Collected data:
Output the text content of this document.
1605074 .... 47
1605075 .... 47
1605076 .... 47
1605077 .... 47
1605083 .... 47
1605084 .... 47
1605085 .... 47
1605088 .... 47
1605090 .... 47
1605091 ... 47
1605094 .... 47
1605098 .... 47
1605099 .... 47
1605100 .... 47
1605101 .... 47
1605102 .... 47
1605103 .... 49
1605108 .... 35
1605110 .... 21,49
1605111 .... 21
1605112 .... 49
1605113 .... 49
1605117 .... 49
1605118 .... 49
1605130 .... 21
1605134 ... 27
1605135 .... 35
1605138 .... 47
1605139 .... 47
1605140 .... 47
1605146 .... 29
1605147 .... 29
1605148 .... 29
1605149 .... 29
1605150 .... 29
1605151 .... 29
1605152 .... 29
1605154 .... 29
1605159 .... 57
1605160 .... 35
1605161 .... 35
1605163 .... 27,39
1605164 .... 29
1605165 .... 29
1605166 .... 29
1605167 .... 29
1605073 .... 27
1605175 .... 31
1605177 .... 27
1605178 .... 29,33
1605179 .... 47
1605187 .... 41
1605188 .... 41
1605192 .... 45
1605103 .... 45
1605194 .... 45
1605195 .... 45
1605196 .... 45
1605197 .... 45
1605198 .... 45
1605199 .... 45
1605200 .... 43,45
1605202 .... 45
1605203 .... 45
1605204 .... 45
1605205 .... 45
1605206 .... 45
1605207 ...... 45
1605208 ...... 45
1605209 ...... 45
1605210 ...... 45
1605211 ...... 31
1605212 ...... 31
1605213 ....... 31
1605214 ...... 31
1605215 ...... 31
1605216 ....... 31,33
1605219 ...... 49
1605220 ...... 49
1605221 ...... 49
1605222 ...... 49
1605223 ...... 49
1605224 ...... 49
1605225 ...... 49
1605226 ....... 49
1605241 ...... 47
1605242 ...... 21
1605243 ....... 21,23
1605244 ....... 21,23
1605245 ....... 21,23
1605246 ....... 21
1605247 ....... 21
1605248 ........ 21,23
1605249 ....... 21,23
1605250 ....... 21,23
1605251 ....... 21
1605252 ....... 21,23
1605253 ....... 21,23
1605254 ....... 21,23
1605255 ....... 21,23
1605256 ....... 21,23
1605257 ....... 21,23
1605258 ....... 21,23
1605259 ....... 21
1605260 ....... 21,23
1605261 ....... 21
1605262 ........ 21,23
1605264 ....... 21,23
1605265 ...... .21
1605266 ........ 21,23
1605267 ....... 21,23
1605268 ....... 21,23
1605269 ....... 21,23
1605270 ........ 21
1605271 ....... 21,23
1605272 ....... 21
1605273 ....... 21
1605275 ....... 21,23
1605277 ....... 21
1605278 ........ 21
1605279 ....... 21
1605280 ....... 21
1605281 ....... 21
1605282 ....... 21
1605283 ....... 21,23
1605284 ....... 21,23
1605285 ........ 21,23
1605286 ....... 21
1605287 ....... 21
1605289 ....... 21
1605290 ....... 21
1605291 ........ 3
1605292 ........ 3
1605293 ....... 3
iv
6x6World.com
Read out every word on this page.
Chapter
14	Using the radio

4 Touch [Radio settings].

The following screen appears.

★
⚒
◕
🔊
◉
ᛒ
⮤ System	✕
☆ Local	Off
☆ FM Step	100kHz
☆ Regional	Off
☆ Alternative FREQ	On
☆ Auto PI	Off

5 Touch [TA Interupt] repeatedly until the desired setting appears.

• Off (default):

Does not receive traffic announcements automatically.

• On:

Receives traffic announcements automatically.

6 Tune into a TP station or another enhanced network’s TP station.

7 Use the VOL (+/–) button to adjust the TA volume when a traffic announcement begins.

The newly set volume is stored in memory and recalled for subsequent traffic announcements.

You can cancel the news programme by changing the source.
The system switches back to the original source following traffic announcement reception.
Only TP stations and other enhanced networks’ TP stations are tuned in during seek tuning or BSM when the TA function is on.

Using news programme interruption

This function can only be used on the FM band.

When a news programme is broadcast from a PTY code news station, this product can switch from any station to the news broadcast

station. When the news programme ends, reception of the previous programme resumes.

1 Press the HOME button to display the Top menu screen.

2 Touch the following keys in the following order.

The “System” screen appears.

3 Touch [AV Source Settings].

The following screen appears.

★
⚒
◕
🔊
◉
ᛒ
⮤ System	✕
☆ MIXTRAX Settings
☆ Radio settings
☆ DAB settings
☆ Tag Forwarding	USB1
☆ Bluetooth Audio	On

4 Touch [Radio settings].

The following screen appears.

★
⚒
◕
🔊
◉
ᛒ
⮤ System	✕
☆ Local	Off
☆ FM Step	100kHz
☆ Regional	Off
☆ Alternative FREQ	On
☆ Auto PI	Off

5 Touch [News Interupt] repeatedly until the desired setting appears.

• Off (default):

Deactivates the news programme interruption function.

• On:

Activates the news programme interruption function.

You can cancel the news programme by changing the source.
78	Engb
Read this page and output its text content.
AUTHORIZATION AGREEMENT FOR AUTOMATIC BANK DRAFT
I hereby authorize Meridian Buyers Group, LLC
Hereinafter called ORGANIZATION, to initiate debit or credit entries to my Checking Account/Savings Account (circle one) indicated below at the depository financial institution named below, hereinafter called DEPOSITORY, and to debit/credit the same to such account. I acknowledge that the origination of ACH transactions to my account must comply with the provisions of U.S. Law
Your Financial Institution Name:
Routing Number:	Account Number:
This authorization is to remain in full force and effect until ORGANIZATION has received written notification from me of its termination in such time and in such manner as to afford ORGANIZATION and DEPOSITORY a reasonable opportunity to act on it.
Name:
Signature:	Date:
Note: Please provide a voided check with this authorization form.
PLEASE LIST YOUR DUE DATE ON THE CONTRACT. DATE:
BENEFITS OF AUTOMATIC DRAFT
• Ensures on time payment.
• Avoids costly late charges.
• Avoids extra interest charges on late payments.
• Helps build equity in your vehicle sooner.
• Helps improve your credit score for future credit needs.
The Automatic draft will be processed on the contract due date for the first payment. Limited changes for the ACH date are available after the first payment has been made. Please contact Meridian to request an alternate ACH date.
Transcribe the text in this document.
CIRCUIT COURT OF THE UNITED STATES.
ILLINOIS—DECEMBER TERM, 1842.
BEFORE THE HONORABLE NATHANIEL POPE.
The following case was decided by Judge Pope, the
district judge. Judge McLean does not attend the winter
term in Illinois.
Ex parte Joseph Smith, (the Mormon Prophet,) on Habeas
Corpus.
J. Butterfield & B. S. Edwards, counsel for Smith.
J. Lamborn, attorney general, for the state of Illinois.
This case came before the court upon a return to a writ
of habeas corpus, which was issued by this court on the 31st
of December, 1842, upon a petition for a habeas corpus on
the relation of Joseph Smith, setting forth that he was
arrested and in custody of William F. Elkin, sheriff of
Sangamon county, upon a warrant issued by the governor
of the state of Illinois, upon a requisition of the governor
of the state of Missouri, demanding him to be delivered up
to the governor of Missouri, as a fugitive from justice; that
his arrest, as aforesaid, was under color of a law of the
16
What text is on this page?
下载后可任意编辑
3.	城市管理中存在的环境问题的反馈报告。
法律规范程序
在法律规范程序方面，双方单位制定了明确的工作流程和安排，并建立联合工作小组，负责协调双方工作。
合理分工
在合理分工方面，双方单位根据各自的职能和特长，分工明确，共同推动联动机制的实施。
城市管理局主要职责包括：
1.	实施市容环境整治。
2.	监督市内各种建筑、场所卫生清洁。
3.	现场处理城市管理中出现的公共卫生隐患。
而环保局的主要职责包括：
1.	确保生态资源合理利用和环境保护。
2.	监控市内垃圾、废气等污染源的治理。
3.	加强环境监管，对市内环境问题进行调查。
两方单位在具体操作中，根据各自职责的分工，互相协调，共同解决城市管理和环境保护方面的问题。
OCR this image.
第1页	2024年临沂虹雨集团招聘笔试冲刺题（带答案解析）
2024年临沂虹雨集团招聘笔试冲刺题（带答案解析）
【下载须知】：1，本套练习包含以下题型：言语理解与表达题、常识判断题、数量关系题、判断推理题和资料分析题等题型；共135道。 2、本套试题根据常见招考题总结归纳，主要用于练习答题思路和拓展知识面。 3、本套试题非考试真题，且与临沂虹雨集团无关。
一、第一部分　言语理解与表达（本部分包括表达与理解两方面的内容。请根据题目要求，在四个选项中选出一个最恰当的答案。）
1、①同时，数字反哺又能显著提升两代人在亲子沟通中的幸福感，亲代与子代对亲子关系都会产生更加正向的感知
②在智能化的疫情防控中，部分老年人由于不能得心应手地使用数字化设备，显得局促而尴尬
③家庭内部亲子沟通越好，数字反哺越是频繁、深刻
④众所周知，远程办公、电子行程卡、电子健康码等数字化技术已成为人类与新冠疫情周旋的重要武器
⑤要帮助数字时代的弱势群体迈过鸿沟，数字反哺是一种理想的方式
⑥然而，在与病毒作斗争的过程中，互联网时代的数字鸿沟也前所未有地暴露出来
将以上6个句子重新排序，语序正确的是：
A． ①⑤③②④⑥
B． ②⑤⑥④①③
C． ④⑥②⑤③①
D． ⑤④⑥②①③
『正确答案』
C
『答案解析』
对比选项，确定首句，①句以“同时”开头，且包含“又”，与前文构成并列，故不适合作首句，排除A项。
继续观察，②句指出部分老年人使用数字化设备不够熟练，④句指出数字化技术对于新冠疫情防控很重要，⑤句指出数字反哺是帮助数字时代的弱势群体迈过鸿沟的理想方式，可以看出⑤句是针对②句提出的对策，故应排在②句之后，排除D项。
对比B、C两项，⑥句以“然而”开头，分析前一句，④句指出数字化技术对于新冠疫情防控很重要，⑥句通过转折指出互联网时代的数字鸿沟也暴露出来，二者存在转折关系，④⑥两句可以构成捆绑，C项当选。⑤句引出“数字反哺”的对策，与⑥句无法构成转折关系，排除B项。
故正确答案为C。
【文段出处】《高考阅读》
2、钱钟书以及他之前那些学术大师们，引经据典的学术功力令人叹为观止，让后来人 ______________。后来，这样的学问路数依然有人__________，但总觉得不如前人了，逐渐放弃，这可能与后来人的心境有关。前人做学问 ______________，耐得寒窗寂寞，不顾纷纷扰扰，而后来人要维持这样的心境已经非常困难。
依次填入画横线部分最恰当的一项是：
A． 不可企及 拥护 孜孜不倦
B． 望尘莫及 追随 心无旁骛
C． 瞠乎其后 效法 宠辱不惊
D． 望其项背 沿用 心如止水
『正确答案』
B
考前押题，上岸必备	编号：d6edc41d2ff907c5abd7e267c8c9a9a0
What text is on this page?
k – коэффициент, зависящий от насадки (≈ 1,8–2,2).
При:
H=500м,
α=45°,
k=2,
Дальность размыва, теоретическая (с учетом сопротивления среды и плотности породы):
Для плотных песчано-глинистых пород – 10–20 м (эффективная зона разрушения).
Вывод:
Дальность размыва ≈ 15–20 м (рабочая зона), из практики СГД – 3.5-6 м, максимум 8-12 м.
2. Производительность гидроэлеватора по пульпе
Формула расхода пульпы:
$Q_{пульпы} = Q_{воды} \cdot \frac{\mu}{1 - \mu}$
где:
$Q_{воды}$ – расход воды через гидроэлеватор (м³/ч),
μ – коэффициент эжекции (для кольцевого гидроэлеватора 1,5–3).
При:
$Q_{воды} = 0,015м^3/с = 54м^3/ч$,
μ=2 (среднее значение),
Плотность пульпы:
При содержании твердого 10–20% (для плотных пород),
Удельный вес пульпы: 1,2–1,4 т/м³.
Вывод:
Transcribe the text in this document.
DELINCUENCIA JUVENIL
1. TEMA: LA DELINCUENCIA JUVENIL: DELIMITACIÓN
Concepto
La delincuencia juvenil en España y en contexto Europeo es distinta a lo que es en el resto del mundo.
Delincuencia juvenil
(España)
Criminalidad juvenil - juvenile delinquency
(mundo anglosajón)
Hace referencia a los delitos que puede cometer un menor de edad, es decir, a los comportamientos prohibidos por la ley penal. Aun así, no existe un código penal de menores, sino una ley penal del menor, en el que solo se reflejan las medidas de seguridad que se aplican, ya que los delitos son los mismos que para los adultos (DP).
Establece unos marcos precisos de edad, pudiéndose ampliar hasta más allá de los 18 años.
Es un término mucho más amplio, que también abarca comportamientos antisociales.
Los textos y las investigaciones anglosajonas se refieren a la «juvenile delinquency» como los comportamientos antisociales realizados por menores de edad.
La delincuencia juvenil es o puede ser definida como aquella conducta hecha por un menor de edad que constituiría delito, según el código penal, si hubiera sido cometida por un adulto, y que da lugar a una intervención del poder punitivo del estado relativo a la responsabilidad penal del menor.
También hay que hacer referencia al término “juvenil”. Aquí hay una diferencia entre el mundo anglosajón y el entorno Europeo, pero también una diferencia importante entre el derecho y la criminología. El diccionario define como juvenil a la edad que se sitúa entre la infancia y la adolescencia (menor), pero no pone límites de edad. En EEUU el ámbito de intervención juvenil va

Exercise prompt
Pick out the lines above containing the word "function", then copy them.

Completed task
Only TP stations and other enhanced networks’ TP stations are tuned in during seek tuning or BSM when the TA function is on.
This function can only be used on the FM band.
Deactivates the news programme interruption function.
Activates the news programme interruption function.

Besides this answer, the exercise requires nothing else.